(Data listing)

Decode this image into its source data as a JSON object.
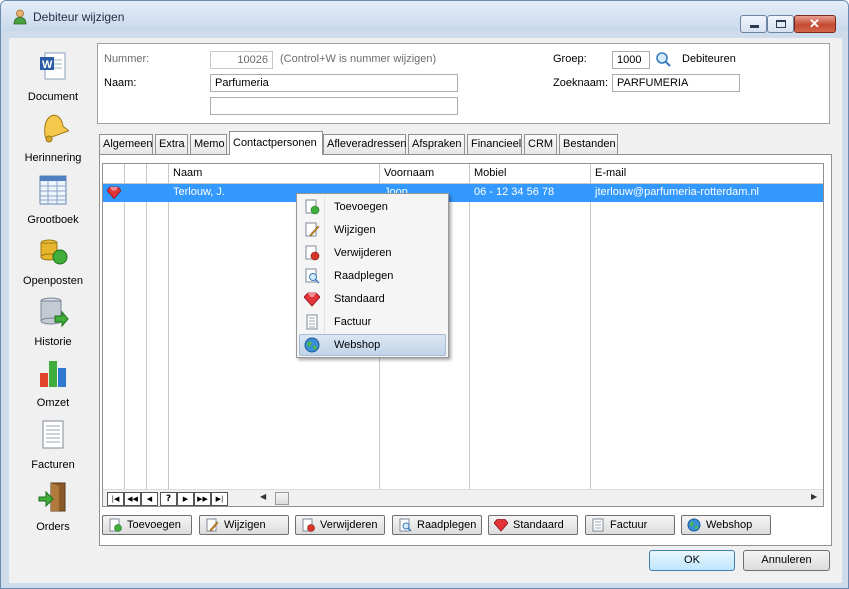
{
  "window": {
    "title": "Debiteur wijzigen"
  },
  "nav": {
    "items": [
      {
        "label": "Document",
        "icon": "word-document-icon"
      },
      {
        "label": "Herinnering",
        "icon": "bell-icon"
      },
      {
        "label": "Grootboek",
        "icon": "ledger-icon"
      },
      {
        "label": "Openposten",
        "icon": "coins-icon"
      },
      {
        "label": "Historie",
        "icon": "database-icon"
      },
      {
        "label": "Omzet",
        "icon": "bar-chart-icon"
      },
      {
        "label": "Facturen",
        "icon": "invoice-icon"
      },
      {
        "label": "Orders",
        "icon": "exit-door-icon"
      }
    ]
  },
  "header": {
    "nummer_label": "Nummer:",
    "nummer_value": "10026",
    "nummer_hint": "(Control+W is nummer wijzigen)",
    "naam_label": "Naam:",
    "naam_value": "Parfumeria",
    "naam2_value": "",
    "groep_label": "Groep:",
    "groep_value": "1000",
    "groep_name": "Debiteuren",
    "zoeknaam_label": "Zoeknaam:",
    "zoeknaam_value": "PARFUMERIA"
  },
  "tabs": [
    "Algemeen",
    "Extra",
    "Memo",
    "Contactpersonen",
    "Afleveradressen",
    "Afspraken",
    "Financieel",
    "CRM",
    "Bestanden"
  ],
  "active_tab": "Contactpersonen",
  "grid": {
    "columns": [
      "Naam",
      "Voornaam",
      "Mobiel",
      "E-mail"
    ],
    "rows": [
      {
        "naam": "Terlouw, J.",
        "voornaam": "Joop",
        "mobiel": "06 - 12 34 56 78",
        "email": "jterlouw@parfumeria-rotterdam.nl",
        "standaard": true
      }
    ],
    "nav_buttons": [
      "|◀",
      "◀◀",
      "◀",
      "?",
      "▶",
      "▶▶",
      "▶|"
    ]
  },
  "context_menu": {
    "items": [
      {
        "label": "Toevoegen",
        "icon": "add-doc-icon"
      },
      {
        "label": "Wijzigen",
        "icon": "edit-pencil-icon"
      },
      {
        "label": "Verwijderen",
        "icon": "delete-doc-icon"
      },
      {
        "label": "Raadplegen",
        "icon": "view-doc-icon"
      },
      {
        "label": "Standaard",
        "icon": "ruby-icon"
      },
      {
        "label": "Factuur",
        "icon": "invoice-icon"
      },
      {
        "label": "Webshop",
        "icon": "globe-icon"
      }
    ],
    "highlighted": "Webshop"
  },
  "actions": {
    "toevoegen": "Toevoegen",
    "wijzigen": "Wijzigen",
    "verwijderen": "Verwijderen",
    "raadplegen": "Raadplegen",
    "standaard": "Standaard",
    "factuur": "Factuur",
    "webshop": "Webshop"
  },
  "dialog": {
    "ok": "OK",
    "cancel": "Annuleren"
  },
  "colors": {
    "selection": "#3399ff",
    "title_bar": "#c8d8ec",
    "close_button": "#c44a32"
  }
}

[The exercise]
Using the listing, collect all lines in which the string "Verwijderen" is found.

[Full answer]
        "label": "Verwijderen",
    "verwijderen": "Verwijderen",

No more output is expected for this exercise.